• Records for the exercise:
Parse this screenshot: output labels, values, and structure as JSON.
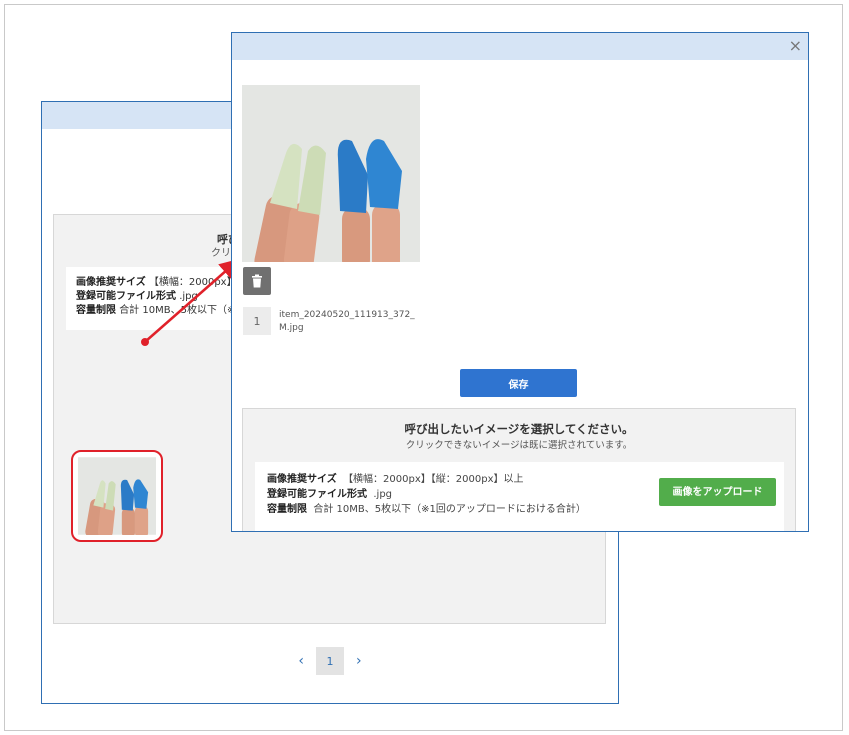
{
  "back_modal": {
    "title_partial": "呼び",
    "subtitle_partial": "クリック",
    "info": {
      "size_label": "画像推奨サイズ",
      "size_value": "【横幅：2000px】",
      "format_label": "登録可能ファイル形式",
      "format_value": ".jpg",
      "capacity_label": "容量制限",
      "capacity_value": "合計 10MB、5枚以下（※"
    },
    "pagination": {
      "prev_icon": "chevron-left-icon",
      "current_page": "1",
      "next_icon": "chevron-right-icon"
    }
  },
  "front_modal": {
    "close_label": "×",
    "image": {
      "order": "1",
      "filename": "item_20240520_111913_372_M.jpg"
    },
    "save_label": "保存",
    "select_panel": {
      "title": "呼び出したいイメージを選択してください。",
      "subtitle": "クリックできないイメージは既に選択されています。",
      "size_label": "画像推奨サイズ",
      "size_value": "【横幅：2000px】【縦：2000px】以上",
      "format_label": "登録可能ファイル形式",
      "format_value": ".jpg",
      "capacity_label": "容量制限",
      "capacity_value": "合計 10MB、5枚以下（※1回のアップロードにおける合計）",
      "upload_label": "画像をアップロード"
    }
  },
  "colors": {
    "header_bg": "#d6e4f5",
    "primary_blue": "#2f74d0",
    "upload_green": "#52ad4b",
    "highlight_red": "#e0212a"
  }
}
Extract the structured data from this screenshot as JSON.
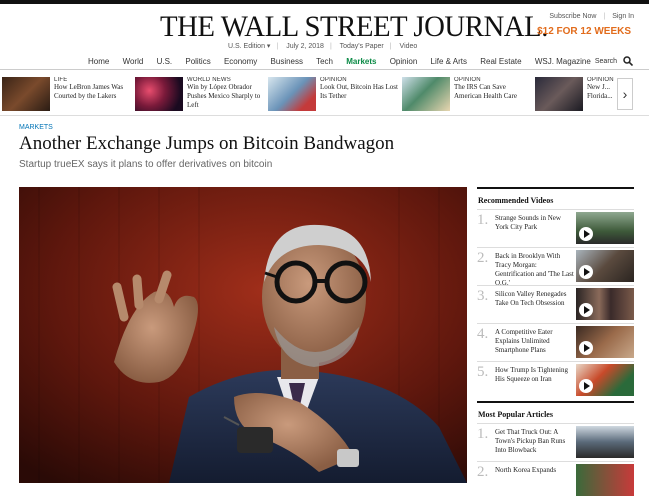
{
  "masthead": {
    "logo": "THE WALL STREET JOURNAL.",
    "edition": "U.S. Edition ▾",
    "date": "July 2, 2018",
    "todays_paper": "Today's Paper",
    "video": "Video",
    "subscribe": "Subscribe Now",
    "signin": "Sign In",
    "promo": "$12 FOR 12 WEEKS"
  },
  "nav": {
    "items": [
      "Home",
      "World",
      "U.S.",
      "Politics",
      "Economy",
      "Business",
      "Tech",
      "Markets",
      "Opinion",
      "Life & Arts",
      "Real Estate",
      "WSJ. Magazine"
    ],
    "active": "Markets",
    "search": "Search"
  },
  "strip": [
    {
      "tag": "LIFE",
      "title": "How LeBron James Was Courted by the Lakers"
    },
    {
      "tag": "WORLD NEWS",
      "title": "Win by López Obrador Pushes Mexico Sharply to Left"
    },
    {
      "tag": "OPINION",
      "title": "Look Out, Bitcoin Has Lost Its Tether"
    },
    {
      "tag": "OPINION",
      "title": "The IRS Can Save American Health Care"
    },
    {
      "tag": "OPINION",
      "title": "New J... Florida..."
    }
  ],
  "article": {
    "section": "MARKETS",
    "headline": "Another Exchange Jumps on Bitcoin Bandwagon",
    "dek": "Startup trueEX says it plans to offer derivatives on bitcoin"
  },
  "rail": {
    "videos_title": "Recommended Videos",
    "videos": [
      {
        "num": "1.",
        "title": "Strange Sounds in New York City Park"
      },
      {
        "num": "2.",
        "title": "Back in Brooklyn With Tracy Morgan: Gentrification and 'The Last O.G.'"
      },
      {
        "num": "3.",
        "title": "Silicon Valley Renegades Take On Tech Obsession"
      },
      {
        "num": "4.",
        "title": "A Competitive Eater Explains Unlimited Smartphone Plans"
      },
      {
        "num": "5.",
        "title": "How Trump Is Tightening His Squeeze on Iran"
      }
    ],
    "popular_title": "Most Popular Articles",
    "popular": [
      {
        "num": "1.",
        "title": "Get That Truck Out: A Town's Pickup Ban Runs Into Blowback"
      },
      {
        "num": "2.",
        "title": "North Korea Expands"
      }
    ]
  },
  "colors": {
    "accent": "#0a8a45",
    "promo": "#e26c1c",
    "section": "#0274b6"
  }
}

• Job: Extract the full listing exactly, with the pictures left out.

• Result:
Parse this screenshot: output labels, values, and structure as JSON.
{
  "back_modal": {
    "title_partial": "呼び",
    "subtitle_partial": "クリック",
    "info": {
      "size_label": "画像推奨サイズ",
      "size_value": "【横幅：2000px】",
      "format_label": "登録可能ファイル形式",
      "format_value": ".jpg",
      "capacity_label": "容量制限",
      "capacity_value": "合計 10MB、5枚以下（※"
    },
    "pagination": {
      "prev_icon": "chevron-left-icon",
      "current_page": "1",
      "next_icon": "chevron-right-icon"
    }
  },
  "front_modal": {
    "close_label": "×",
    "image": {
      "order": "1",
      "filename": "item_20240520_111913_372_M.jpg"
    },
    "save_label": "保存",
    "select_panel": {
      "title": "呼び出したいイメージを選択してください。",
      "subtitle": "クリックできないイメージは既に選択されています。",
      "size_label": "画像推奨サイズ",
      "size_value": "【横幅：2000px】【縦：2000px】以上",
      "format_label": "登録可能ファイル形式",
      "format_value": ".jpg",
      "capacity_label": "容量制限",
      "capacity_value": "合計 10MB、5枚以下（※1回のアップロードにおける合計）",
      "upload_label": "画像をアップロード"
    }
  },
  "colors": {
    "header_bg": "#d6e4f5",
    "primary_blue": "#2f74d0",
    "upload_green": "#52ad4b",
    "highlight_red": "#e0212a"
  }
}
Extract the structured data from this screenshot as JSON.
{
  "masthead": {
    "logo": "THE WALL STREET JOURNAL.",
    "edition": "U.S. Edition ▾",
    "date": "July 2, 2018",
    "todays_paper": "Today's Paper",
    "video": "Video",
    "subscribe": "Subscribe Now",
    "signin": "Sign In",
    "promo": "$12 FOR 12 WEEKS"
  },
  "nav": {
    "items": [
      "Home",
      "World",
      "U.S.",
      "Politics",
      "Economy",
      "Business",
      "Tech",
      "Markets",
      "Opinion",
      "Life & Arts",
      "Real Estate",
      "WSJ. Magazine"
    ],
    "active": "Markets",
    "search": "Search"
  },
  "strip": [
    {
      "tag": "LIFE",
      "title": "How LeBron James Was Courted by the Lakers"
    },
    {
      "tag": "WORLD NEWS",
      "title": "Win by López Obrador Pushes Mexico Sharply to Left"
    },
    {
      "tag": "OPINION",
      "title": "Look Out, Bitcoin Has Lost Its Tether"
    },
    {
      "tag": "OPINION",
      "title": "The IRS Can Save American Health Care"
    },
    {
      "tag": "OPINION",
      "title": "New J... Florida..."
    }
  ],
  "article": {
    "section": "MARKETS",
    "headline": "Another Exchange Jumps on Bitcoin Bandwagon",
    "dek": "Startup trueEX says it plans to offer derivatives on bitcoin"
  },
  "rail": {
    "videos_title": "Recommended Videos",
    "videos": [
      {
        "num": "1.",
        "title": "Strange Sounds in New York City Park"
      },
      {
        "num": "2.",
        "title": "Back in Brooklyn With Tracy Morgan: Gentrification and 'The Last O.G.'"
      },
      {
        "num": "3.",
        "title": "Silicon Valley Renegades Take On Tech Obsession"
      },
      {
        "num": "4.",
        "title": "A Competitive Eater Explains Unlimited Smartphone Plans"
      },
      {
        "num": "5.",
        "title": "How Trump Is Tightening His Squeeze on Iran"
      }
    ],
    "popular_title": "Most Popular Articles",
    "popular": [
      {
        "num": "1.",
        "title": "Get That Truck Out: A Town's Pickup Ban Runs Into Blowback"
      },
      {
        "num": "2.",
        "title": "North Korea Expands"
      }
    ]
  },
  "colors": {
    "accent": "#0a8a45",
    "promo": "#e26c1c",
    "section": "#0274b6"
  }
}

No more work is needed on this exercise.